Show only lines that include "Вступление".

Dataset extract =
=-=-=-=-=

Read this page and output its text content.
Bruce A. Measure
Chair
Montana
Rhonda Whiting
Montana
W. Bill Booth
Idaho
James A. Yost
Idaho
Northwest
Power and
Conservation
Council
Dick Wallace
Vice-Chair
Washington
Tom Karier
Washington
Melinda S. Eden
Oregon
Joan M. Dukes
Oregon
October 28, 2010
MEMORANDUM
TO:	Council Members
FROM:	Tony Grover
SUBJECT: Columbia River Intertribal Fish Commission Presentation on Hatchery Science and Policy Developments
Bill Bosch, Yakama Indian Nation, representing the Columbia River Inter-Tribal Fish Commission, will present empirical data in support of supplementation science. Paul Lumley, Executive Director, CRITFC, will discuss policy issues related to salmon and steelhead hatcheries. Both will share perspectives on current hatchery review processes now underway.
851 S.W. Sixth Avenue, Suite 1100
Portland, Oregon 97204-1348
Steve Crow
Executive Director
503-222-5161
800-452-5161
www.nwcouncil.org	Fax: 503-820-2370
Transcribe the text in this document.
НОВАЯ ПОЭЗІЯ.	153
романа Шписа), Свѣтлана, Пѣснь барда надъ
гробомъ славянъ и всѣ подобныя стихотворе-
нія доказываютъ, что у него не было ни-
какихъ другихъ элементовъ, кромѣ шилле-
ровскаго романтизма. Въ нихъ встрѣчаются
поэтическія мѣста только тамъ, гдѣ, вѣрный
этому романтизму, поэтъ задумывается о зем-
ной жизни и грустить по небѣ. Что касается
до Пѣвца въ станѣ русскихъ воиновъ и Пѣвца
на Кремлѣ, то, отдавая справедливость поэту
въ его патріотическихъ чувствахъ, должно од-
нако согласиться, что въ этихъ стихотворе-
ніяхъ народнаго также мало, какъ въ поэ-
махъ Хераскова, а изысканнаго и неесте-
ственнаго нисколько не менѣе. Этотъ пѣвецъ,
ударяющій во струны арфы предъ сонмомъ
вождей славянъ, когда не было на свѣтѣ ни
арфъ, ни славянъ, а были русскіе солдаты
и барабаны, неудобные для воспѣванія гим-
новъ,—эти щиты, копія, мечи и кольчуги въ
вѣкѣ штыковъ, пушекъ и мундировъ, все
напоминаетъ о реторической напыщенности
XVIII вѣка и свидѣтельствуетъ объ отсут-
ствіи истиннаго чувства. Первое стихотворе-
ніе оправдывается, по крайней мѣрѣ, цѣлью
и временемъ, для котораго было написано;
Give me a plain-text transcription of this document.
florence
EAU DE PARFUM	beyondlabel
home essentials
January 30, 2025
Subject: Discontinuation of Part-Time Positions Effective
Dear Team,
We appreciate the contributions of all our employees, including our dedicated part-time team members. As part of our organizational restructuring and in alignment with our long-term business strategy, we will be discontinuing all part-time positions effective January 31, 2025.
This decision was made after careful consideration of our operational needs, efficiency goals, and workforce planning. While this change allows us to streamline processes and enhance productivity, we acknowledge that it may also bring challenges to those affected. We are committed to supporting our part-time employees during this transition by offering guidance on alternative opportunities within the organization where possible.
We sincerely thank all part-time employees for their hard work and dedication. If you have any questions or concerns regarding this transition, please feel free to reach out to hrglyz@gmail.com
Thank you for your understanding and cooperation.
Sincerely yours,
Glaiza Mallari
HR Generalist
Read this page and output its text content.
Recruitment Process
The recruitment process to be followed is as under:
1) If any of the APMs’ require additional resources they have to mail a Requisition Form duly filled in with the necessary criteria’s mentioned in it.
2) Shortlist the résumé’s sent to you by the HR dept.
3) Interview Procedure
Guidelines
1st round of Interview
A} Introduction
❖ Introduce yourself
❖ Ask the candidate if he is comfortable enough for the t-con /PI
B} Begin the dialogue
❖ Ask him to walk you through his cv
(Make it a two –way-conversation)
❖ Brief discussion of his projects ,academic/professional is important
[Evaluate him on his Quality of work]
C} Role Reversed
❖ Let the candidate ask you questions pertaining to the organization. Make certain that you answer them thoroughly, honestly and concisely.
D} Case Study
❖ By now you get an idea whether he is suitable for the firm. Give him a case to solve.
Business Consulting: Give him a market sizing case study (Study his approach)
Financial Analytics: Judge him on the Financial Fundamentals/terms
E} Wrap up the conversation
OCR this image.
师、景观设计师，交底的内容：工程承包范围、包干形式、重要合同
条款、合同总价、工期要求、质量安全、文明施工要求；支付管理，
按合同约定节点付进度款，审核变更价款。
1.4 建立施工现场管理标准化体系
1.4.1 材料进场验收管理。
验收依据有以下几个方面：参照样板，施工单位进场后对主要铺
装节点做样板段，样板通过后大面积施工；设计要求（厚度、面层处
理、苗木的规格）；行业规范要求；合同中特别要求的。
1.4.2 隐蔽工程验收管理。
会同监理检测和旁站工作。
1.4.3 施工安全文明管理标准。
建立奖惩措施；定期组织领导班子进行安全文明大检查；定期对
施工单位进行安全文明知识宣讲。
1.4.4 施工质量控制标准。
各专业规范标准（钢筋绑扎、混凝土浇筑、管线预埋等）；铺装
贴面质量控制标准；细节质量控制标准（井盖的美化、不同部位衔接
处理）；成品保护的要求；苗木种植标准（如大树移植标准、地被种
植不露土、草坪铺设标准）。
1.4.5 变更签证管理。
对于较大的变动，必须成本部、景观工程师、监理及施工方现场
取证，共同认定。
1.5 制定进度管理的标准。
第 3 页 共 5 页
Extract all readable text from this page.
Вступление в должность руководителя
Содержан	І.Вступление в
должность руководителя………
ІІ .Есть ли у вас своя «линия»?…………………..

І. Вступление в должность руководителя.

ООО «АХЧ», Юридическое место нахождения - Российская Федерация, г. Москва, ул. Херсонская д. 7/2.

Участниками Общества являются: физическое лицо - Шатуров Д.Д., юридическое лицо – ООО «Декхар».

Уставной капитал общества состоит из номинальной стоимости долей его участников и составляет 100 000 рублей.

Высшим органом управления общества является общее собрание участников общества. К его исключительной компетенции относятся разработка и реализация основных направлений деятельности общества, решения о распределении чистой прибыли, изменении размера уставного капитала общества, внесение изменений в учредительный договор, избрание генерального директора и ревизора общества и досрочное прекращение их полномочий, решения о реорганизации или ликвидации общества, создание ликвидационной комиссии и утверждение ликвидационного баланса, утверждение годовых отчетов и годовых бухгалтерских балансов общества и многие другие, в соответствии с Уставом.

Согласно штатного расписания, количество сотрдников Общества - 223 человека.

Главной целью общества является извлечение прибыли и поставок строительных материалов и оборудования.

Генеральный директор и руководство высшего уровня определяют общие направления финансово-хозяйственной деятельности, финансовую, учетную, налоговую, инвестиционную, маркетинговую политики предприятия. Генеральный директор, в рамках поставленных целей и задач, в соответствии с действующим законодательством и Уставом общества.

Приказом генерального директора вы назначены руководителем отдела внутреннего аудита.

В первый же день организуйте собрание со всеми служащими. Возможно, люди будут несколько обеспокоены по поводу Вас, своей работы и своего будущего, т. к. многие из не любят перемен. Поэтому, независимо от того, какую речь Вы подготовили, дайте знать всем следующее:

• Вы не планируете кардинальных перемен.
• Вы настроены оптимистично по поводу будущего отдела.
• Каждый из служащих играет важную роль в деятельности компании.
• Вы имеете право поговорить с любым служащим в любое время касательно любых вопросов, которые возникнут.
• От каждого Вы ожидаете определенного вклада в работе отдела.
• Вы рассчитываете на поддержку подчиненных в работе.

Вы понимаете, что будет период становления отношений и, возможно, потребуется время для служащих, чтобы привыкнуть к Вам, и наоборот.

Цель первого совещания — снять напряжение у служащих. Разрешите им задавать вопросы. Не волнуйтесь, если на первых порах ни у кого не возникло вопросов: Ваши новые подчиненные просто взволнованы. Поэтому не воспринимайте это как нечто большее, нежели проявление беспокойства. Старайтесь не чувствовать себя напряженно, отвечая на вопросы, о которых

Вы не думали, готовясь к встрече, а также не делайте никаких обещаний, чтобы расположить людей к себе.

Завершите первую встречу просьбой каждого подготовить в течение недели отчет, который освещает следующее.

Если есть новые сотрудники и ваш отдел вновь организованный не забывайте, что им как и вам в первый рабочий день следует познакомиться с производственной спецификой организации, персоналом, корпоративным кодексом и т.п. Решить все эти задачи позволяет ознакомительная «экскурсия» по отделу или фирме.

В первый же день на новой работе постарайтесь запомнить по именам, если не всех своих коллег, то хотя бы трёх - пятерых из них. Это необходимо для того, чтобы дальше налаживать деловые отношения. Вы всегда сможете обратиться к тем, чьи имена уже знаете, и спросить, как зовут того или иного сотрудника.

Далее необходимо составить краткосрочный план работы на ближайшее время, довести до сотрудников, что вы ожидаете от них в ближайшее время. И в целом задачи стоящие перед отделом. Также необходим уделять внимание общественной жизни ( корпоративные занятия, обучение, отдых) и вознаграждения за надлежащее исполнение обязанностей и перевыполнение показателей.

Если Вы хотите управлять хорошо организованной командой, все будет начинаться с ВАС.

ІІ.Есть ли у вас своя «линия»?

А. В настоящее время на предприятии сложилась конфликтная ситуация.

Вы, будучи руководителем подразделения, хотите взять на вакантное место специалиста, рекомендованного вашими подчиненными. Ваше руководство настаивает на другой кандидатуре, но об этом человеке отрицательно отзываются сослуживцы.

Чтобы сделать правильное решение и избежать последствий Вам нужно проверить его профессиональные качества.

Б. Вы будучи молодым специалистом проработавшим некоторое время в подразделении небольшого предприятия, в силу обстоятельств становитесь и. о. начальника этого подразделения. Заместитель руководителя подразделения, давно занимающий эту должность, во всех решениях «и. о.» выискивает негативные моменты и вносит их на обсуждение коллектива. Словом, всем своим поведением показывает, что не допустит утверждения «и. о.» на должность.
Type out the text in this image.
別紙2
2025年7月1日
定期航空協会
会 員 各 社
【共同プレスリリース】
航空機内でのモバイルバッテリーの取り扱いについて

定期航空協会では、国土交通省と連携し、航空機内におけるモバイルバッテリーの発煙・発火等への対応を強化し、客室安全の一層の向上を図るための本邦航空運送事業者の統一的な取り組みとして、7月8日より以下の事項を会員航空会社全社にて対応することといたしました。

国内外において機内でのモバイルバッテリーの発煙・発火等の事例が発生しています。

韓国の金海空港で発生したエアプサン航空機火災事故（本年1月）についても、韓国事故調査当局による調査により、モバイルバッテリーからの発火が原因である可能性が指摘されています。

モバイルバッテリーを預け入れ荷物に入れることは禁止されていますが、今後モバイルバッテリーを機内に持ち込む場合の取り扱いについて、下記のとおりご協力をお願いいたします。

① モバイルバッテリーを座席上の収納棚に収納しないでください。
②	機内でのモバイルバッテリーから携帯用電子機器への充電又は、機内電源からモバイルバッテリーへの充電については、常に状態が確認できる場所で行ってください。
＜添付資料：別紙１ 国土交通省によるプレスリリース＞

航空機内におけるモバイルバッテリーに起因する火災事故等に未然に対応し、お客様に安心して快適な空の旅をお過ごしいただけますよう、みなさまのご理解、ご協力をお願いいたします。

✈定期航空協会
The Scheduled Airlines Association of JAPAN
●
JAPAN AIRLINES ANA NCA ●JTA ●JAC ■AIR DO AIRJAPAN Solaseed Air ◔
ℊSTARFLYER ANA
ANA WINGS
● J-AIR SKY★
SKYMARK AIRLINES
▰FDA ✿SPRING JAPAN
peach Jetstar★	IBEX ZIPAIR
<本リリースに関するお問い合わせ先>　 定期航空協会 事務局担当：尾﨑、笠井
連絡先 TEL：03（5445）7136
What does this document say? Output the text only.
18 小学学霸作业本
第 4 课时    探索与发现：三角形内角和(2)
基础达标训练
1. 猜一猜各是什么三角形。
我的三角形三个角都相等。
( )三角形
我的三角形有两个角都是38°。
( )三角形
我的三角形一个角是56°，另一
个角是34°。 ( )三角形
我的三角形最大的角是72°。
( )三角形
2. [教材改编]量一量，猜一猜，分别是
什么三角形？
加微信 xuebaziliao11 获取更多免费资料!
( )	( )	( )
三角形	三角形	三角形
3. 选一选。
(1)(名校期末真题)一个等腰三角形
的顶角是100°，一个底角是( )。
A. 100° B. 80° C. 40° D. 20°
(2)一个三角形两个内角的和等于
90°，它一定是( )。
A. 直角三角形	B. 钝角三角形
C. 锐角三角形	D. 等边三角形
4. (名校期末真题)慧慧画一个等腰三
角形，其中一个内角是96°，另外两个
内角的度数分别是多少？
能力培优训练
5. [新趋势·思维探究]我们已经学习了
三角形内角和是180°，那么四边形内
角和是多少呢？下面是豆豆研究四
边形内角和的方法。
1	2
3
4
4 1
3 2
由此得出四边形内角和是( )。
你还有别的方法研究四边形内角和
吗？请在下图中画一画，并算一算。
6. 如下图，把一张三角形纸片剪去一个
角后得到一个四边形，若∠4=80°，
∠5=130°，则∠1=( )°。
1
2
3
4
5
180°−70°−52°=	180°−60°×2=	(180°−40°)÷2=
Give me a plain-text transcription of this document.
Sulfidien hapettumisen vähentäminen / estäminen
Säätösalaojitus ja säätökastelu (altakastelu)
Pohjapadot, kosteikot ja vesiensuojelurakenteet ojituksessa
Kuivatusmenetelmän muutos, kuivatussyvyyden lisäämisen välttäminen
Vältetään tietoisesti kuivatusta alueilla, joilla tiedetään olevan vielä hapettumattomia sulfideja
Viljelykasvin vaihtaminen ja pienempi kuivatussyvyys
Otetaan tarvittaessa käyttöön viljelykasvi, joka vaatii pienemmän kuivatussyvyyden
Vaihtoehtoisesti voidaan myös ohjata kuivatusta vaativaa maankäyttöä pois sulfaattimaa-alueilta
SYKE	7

=-=-=-=-=

Full solution =
Вступление в должность руководителя
Содержан	І.Вступление в
І. Вступление в должность руководителя.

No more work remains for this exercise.